▶ [Stated task]
The listing below should be written out exactly; please include all of it.

▶ [Source data]
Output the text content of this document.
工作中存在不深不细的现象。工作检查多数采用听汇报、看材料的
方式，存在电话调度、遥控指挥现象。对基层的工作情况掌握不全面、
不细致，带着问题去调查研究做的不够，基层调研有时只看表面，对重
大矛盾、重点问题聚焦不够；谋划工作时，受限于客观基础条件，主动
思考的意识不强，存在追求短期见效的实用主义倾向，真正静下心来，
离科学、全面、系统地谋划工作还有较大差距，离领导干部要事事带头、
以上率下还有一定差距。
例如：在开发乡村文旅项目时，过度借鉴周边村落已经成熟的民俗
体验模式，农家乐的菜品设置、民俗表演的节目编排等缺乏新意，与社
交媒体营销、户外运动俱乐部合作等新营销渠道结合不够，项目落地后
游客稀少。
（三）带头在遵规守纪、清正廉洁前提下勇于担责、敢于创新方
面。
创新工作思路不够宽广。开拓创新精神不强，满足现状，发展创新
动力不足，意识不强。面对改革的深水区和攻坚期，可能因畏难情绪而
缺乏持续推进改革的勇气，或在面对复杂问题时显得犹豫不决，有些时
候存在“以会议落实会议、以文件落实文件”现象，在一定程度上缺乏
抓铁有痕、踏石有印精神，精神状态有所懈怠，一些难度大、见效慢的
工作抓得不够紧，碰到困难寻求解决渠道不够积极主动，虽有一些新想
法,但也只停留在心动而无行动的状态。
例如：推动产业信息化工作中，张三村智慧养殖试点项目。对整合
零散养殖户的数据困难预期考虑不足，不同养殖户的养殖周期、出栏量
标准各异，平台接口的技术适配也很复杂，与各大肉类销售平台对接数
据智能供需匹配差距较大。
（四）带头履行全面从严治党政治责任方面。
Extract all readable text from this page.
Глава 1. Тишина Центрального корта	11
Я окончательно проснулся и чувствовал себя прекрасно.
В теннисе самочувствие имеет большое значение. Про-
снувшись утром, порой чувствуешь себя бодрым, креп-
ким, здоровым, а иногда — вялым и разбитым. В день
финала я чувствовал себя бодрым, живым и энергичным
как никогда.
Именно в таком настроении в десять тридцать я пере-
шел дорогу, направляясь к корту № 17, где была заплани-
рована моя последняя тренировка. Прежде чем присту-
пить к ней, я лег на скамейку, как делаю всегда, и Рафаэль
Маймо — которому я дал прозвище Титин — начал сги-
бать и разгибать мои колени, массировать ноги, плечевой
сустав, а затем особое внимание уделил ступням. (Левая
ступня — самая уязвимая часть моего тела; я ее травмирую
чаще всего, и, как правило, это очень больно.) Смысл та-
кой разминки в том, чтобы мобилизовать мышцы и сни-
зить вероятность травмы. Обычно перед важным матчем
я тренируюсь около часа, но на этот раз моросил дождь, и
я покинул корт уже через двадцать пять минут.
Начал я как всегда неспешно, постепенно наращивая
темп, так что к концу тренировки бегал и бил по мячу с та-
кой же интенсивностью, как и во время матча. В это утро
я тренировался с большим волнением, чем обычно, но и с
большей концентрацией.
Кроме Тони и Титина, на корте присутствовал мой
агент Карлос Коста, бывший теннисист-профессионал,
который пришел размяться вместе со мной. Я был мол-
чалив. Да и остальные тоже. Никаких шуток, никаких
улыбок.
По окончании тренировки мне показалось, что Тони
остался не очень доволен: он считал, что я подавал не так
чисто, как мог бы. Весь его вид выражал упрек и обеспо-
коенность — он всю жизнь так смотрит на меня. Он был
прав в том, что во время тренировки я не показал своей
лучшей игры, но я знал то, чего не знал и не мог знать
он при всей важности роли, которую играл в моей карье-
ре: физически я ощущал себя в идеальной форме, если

▶ [Output for this task]
Output the text content of this document.
工作中存在不深不细的现象。工作检查多数采用听汇报、看材料的
方式，存在电话调度、遥控指挥现象。对基层的工作情况掌握不全面、
不细致，带着问题去调查研究做的不够，基层调研有时只看表面，对重
大矛盾、重点问题聚焦不够；谋划工作时，受限于客观基础条件，主动
思考的意识不强，存在追求短期见效的实用主义倾向，真正静下心来，
离科学、全面、系统地谋划工作还有较大差距，离领导干部要事事带头、
以上率下还有一定差距。
例如：在开发乡村文旅项目时，过度借鉴周边村落已经成熟的民俗
体验模式，农家乐的菜品设置、民俗表演的节目编排等缺乏新意，与社
交媒体营销、户外运动俱乐部合作等新营销渠道结合不够，项目落地后
游客稀少。
（三）带头在遵规守纪、清正廉洁前提下勇于担责、敢于创新方
面。
创新工作思路不够宽广。开拓创新精神不强，满足现状，发展创新
动力不足，意识不强。面对改革的深水区和攻坚期，可能因畏难情绪而
缺乏持续推进改革的勇气，或在面对复杂问题时显得犹豫不决，有些时
候存在“以会议落实会议、以文件落实文件”现象，在一定程度上缺乏
抓铁有痕、踏石有印精神，精神状态有所懈怠，一些难度大、见效慢的
工作抓得不够紧，碰到困难寻求解决渠道不够积极主动，虽有一些新想
法,但也只停留在心动而无行动的状态。
例如：推动产业信息化工作中，张三村智慧养殖试点项目。对整合
零散养殖户的数据困难预期考虑不足，不同养殖户的养殖周期、出栏量
标准各异，平台接口的技术适配也很复杂，与各大肉类销售平台对接数
据智能供需匹配差距较大。
（四）带头履行全面从严治党政治责任方面。
Extract all readable text from this page.
Глава 1. Тишина Центрального корта	11
Я окончательно проснулся и чувствовал себя прекрасно.
В теннисе самочувствие имеет большое значение. Про-
снувшись утром, порой чувствуешь себя бодрым, креп-
ким, здоровым, а иногда — вялым и разбитым. В день
финала я чувствовал себя бодрым, живым и энергичным
как никогда.
Именно в таком настроении в десять тридцать я пере-
шел дорогу, направляясь к корту № 17, где была заплани-
рована моя последняя тренировка. Прежде чем присту-
пить к ней, я лег на скамейку, как делаю всегда, и Рафаэль
Маймо — которому я дал прозвище Титин — начал сги-
бать и разгибать мои колени, массировать ноги, плечевой
сустав, а затем особое внимание уделил ступням. (Левая
ступня — самая уязвимая часть моего тела; я ее травмирую
чаще всего, и, как правило, это очень больно.) Смысл та-
кой разминки в том, чтобы мобилизовать мышцы и сни-
зить вероятность травмы. Обычно перед важным матчем
я тренируюсь около часа, но на этот раз моросил дождь, и
я покинул корт уже через двадцать пять минут.
Начал я как всегда неспешно, постепенно наращивая
темп, так что к концу тренировки бегал и бил по мячу с та-
кой же интенсивностью, как и во время матча. В это утро
я тренировался с большим волнением, чем обычно, но и с
большей концентрацией.
Кроме Тони и Титина, на корте присутствовал мой
агент Карлос Коста, бывший теннисист-профессионал,
который пришел размяться вместе со мной. Я был мол-
чалив. Да и остальные тоже. Никаких шуток, никаких
улыбок.
По окончании тренировки мне показалось, что Тони
остался не очень доволен: он считал, что я подавал не так
чисто, как мог бы. Весь его вид выражал упрек и обеспо-
коенность — он всю жизнь так смотрит на меня. Он был
прав в том, что во время тренировки я не показал своей
лучшей игры, но я знал то, чего не знал и не мог знать
он при всей важности роли, которую играл в моей карье-
ре: физически я ощущал себя в идеальной форме, если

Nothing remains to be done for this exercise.